--- start DATA SHOWN ---

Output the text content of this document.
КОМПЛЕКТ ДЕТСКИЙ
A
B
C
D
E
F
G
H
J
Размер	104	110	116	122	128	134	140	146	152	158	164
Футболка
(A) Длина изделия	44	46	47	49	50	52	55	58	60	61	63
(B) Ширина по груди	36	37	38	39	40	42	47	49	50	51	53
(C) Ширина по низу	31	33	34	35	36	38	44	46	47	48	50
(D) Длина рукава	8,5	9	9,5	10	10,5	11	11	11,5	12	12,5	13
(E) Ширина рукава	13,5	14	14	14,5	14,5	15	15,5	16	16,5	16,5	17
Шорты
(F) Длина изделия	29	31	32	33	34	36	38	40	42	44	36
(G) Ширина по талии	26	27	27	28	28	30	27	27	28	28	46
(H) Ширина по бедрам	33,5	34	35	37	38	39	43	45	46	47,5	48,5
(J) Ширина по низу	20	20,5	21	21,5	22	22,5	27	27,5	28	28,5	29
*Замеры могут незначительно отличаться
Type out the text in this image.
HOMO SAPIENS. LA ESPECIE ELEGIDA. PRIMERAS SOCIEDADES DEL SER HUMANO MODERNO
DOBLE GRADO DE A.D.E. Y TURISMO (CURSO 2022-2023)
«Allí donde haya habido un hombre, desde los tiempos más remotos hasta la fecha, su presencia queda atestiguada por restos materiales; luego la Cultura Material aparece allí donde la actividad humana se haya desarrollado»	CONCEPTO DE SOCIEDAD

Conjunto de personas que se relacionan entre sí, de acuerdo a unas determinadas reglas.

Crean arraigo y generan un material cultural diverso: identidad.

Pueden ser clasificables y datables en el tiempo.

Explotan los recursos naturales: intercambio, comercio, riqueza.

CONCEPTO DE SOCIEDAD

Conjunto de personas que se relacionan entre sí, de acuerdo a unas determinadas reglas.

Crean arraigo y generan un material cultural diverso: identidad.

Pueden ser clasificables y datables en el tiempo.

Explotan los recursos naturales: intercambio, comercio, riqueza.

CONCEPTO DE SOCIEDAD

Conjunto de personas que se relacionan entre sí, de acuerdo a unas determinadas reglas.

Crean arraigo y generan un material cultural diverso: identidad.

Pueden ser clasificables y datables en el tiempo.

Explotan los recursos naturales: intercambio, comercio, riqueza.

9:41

--- end DATA SHOWN ---

Your task is to gather every line with the word "изделия" and copy it.

(A) Длина изделия	44	46	47	49	50	52	55	58	60	61	63
(F) Длина изделия	29	31	32	33	34	36	38	40	42	44	36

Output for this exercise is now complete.